▸ Consignes de l'exercice
1. Pouvez-vous résumer en deux phrases le texte sur l'affaire des villages récréatifs ?
2. Pouvez-vous écrire la suite du texte sur l'affaire des villages récréatifs, en reprenant juste après sa dernière phrase ?

▸ Texte à lire

L’ancien ministre de la Jeunesse, Abdelkader Khomri, ainsi que plus de 70 prévenus, dont des hauts responsables et des entrepreneurs, comparaîtront ce mercredi 19 février devant le Pôle pénal économique et financier. Au cœur de l’affaire : un vaste réseau de corruption, de malversations financières et de détournement de fonds publics estimés à plus de « 620 milliards de centimes » lié à des projets de villages récréatifs pour la jeunesse.
Sous l’autorité de Khomri, alors ministre, le ministère de la Jeunesse aurait contourné l’absence de budget officiel en utilisant l’Agence nationale des loisirs et de la jeunesse comme levier financier. Celle-ci a injecté des centaines de milliards de centimes dans des projets de villages d’enfants, censés offrir des espaces de divertissement (toboggans, piscines, patinoires, colonies de vacances) dans cinq wilayas : Alger, Oran, Constantine, Tébessa et Annaba.
Or, les enquêteurs révèlent des pratiques opaques : contournement des cahiers des charges, surfacturations massives, et importation de jouets bas de gamme depuis la Chine. Par exemple, des structures récréatives ont été louées à des coûts exorbitants – jusqu’à 20 fois le prix du marché – via des sociétés écrans liées aux prévenus. Ces montages auraient permis un enrichissement illicite en cascade, alimentant des soupçons de blanchiment d’argent, notamment pour l’ex-ministre.

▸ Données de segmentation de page
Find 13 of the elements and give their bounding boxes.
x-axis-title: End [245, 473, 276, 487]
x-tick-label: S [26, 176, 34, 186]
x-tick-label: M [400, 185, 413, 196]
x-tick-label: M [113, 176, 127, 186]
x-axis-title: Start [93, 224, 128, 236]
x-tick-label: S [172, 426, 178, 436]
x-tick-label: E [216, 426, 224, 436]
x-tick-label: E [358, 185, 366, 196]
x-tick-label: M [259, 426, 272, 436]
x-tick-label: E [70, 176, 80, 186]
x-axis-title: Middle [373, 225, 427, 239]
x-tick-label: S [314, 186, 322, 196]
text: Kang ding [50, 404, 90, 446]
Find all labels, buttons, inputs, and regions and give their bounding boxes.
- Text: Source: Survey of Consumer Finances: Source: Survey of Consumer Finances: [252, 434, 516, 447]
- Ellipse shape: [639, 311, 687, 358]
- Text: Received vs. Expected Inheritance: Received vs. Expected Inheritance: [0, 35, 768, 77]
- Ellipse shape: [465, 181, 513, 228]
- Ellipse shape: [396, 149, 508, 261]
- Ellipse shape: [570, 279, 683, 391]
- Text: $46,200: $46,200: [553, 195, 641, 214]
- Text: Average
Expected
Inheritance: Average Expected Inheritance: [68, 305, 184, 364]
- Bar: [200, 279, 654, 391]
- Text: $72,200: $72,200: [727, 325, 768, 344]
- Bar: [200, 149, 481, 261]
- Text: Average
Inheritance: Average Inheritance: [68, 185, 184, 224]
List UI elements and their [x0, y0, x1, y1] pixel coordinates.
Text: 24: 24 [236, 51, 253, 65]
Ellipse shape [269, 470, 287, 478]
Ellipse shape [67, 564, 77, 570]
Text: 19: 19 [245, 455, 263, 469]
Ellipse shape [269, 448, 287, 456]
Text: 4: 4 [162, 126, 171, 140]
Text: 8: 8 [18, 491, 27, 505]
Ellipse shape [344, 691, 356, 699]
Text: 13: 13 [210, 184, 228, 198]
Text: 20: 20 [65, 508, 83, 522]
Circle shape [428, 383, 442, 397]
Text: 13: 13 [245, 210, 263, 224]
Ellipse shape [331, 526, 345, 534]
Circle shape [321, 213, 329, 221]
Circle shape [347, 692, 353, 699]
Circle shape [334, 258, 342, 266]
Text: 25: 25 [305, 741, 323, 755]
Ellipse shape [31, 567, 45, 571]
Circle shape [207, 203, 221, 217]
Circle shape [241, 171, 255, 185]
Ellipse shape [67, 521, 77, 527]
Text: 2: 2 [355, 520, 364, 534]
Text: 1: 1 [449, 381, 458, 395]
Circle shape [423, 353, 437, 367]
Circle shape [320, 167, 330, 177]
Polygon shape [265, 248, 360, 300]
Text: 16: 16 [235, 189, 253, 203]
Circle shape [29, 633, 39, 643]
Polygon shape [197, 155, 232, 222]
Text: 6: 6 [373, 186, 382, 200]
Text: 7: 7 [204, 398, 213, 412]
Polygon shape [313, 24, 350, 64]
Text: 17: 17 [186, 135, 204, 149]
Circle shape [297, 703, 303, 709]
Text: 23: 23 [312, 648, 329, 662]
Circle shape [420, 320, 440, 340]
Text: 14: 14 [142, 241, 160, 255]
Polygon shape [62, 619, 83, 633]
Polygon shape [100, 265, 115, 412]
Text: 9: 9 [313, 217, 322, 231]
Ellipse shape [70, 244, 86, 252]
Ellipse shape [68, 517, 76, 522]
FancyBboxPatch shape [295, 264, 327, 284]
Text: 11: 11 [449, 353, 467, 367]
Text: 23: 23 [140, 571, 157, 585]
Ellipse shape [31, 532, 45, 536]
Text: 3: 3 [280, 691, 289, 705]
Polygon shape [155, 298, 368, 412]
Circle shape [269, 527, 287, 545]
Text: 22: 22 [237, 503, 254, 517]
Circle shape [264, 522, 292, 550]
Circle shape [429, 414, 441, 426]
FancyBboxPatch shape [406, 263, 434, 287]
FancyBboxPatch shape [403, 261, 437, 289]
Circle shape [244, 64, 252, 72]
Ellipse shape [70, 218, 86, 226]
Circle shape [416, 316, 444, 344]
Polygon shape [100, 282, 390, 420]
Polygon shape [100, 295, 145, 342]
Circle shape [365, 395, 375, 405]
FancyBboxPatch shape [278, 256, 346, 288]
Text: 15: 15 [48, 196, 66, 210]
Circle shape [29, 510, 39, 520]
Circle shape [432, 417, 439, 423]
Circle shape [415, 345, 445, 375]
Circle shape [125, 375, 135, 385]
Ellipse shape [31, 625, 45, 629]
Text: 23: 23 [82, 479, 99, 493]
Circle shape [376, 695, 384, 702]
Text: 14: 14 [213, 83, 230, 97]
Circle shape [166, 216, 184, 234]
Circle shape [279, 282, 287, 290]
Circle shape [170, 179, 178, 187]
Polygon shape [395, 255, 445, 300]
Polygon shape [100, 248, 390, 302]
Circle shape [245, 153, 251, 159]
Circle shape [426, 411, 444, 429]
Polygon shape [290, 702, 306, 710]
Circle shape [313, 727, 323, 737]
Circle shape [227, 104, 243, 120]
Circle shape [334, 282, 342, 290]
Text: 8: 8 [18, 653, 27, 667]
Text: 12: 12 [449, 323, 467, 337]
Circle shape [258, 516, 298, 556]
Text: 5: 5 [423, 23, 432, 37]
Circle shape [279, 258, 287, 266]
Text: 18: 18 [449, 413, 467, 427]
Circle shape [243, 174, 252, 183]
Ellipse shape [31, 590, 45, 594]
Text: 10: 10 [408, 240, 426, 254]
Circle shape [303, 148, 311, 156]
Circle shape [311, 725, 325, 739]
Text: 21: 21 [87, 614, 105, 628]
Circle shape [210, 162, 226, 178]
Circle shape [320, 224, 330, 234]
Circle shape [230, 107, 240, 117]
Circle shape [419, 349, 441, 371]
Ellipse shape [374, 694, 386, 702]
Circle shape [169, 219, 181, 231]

▸ Réponses dans l'ordre
1. L'ancien ministre de la Jeunesse Abdelkader Khomri et plus de 70 prévenus comparaîtront le mercredi 19 février devant le Pôle pénal économique et financier pour corruption, malversations financières et détournement de fonds publics estimés à plus de « 620 milliards de centimes », liés à des projets de villages récréatifs pour la jeunesse. Les enquêteurs relèvent des cahiers des charges contournés, des surfacturations massives, des locations à des coûts exorbitants via des sociétés écrans et l'importation de jouets bas de gamme depuis la Chine, ce qui alimente des soupçons d'enrichissement illicite et de blanchiment d'argent.

2.
Les inculpés, dont quatre dirigeants de l’Agence nationale des loisirs en détention provisoire, sont accusés d’abus de fonction, de dilapidation délibérée de deniers publics, et d’octroi de contrats truqués à des proches. Khomri, déjà sous contrôle judiciaire, est visé par des accusations supplémentaires : enrichissement illicite et blanchiment de capitaux. Les perquisitions auraient mis au jour des transferts suspects et des biens immobiliers acquis via des prête-noms. Le verdict, attendu, pourrait marquer un tournant dans la lutte contre l’impunité des élites en Algérie.